Entries taken from a collection
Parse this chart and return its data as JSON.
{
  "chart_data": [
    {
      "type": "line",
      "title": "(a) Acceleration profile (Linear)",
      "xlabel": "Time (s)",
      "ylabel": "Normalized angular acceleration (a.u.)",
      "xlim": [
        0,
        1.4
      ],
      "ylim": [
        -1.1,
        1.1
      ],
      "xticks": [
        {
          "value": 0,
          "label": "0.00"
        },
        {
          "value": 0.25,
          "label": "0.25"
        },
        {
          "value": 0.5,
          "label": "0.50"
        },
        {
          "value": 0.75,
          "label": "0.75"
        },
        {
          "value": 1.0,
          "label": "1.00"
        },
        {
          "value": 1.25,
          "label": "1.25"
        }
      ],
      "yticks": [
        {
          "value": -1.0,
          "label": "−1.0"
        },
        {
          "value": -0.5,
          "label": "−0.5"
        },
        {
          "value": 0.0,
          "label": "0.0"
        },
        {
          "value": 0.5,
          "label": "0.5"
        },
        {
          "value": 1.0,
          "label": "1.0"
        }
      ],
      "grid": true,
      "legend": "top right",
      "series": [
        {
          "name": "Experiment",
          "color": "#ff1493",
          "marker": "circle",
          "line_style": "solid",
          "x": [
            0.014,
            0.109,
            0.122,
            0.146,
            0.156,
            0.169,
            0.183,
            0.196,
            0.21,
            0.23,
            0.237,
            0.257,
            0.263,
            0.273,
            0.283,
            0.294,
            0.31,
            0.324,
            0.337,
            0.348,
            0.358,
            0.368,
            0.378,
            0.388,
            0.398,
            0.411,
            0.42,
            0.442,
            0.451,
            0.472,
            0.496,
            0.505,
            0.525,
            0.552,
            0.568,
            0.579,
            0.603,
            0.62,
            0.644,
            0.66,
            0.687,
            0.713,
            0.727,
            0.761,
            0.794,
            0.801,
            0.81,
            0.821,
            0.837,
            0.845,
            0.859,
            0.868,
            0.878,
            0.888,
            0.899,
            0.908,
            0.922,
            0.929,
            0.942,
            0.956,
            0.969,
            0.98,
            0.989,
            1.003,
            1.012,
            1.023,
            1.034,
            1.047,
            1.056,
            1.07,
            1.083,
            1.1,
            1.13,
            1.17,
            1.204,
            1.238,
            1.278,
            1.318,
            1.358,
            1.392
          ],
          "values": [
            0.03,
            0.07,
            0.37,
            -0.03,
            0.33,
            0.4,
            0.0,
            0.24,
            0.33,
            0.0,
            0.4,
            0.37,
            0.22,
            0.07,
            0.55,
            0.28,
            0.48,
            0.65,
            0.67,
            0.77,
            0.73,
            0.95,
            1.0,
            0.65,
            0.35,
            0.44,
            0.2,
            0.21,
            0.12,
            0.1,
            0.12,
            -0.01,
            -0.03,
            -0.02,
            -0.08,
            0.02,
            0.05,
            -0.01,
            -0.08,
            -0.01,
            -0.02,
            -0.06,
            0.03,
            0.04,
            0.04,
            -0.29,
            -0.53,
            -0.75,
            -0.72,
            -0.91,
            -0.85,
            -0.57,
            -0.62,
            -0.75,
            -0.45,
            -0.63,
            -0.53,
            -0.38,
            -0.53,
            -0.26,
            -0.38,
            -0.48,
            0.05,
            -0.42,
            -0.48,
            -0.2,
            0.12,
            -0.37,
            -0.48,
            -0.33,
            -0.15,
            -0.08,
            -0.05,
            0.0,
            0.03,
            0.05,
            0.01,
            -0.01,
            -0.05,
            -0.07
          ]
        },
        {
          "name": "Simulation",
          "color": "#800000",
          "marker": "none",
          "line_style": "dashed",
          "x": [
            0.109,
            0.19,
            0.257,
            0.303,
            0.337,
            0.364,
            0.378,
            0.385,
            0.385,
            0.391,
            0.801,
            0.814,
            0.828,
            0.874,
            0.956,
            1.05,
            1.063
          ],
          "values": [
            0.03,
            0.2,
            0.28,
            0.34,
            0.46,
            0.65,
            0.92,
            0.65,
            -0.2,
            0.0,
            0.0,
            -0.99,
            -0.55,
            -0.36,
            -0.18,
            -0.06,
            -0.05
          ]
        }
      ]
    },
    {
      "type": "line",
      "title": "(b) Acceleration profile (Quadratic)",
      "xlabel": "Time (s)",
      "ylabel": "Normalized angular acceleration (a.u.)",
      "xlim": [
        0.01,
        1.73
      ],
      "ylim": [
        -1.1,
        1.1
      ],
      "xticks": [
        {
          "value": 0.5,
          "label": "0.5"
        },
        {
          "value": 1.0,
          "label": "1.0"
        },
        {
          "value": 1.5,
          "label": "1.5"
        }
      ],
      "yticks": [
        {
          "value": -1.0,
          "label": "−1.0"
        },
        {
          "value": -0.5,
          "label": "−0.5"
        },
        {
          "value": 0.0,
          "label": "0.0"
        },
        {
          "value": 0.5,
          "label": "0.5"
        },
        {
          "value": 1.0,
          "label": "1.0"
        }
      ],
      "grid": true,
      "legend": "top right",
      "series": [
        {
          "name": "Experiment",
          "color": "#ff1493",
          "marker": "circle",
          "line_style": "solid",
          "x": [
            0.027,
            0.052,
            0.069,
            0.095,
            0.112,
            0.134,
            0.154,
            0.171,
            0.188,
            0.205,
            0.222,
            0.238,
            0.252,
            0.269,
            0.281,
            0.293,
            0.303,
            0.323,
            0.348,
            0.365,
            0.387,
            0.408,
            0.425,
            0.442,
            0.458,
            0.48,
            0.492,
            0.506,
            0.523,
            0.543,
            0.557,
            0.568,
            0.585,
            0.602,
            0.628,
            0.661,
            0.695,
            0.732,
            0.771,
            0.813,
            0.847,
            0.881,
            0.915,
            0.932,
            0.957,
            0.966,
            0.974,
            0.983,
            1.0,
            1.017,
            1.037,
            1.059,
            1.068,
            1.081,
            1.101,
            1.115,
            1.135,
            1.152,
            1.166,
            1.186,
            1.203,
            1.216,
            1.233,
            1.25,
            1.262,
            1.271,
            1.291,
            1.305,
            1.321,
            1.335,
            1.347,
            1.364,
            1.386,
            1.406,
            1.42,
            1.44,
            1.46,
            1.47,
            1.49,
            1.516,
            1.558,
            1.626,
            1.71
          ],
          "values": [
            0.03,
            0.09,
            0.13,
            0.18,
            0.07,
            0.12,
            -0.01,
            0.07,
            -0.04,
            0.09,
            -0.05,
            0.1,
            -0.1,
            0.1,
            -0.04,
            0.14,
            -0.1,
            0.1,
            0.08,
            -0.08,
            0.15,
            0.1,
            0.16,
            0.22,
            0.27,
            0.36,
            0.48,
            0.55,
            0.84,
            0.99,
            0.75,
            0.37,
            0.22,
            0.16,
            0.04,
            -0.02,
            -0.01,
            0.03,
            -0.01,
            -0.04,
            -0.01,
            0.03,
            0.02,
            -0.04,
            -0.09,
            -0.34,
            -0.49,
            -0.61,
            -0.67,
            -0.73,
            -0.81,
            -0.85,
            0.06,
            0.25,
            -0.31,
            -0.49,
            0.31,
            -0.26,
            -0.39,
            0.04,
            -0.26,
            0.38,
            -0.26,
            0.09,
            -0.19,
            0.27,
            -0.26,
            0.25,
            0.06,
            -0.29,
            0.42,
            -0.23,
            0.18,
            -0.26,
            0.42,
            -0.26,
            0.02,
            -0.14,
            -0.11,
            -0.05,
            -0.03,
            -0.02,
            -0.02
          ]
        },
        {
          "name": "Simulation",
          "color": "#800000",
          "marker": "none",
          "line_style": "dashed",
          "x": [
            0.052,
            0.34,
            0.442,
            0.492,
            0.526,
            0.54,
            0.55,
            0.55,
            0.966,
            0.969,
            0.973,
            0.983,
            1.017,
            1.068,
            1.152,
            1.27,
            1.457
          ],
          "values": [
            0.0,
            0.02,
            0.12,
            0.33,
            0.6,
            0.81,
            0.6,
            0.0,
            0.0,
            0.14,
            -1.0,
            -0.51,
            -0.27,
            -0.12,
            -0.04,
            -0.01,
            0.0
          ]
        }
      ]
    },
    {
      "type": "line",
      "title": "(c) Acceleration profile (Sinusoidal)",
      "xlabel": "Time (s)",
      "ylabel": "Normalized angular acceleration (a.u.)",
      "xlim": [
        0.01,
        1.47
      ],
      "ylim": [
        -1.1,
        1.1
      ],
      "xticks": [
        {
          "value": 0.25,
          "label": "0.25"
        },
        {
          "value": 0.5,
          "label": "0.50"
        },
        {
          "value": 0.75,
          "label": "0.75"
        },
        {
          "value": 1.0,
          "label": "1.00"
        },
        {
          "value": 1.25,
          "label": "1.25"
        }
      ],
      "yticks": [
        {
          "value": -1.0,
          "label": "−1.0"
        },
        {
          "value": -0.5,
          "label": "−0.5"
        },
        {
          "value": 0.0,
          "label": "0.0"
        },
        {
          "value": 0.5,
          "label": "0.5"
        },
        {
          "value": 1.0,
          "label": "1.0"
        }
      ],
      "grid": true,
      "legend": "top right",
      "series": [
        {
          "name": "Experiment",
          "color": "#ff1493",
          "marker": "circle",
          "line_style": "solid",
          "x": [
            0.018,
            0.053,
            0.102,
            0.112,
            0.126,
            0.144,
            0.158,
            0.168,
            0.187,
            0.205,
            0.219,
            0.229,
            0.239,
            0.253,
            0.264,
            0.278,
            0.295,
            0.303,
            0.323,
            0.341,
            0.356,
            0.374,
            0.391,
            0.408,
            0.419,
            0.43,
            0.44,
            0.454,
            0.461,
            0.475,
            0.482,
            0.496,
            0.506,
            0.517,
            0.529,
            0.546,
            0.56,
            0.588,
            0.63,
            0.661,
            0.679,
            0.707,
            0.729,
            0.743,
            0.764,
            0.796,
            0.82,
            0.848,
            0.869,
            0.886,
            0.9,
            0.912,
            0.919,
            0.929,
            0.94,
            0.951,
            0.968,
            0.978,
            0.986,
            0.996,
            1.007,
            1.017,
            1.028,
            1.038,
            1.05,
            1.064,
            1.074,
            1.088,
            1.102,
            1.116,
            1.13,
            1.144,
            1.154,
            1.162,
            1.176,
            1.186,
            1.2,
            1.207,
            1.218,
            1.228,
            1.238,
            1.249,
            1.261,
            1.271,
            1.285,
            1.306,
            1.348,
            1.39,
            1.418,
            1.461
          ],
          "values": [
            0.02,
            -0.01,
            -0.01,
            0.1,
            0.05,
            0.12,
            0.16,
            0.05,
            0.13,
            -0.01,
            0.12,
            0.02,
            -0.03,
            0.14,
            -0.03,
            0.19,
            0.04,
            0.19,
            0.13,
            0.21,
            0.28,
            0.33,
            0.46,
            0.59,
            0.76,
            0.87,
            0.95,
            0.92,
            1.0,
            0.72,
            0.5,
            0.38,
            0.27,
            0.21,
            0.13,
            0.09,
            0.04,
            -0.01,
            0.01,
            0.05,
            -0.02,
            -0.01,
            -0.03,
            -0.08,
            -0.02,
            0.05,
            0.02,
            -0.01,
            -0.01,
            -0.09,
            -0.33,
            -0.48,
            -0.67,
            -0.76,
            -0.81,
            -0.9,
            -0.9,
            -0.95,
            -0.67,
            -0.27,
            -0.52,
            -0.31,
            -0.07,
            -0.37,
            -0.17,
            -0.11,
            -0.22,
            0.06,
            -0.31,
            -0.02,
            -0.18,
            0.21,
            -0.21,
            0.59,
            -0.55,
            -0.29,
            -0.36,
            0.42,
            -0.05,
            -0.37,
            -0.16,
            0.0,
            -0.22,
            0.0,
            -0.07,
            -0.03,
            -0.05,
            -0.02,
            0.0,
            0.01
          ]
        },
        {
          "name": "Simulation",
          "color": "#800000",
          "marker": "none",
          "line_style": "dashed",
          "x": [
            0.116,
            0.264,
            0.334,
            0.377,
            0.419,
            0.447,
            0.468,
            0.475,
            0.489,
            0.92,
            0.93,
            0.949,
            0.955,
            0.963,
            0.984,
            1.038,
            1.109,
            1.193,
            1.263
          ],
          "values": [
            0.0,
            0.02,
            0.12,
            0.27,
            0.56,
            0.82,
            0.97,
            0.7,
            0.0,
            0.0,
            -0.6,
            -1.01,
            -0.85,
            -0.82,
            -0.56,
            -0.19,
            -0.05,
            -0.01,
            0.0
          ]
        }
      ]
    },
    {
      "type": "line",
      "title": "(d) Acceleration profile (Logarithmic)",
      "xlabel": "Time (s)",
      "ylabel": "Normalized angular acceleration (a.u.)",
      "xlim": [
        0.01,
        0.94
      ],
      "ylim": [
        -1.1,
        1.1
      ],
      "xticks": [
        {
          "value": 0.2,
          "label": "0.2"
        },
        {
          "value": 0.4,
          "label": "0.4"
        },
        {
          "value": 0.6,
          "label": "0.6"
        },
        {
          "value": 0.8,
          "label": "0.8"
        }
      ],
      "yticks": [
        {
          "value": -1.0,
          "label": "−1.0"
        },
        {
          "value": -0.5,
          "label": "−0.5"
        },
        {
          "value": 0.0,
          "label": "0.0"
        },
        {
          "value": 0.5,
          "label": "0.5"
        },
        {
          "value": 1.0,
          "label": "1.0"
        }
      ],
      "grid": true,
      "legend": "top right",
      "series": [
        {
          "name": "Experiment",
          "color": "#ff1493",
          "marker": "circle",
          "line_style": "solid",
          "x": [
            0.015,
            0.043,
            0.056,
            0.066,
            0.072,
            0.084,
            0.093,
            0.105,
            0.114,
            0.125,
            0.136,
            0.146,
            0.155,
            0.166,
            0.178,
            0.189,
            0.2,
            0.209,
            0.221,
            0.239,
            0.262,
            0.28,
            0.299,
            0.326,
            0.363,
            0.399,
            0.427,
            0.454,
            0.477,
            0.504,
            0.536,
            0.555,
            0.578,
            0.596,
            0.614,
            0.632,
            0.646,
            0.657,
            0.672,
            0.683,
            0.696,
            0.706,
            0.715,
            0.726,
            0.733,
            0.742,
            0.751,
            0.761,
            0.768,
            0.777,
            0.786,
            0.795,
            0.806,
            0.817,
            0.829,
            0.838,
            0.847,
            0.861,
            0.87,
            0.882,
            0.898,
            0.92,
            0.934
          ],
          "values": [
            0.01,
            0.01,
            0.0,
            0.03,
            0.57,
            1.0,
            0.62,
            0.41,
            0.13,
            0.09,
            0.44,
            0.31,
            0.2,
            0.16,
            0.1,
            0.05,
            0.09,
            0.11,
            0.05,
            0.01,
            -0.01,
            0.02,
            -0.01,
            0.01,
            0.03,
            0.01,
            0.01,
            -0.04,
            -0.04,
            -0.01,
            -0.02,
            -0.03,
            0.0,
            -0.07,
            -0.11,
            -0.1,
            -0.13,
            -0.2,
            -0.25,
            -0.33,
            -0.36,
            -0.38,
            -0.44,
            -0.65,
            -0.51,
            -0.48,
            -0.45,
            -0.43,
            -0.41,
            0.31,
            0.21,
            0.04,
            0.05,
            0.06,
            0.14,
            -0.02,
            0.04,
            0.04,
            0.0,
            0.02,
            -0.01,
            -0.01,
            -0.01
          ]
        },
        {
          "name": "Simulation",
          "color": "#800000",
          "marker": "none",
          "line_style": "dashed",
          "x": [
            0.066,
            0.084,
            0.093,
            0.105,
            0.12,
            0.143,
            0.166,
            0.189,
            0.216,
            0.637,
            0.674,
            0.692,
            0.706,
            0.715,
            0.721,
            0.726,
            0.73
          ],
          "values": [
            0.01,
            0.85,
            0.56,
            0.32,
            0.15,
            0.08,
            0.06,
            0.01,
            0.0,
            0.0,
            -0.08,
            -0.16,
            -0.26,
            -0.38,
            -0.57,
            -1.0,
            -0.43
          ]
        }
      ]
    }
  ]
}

— THE REQUEST —
How many lines in the records hold the string "profile"? Reply with the number alone.

— RESPONSE —
4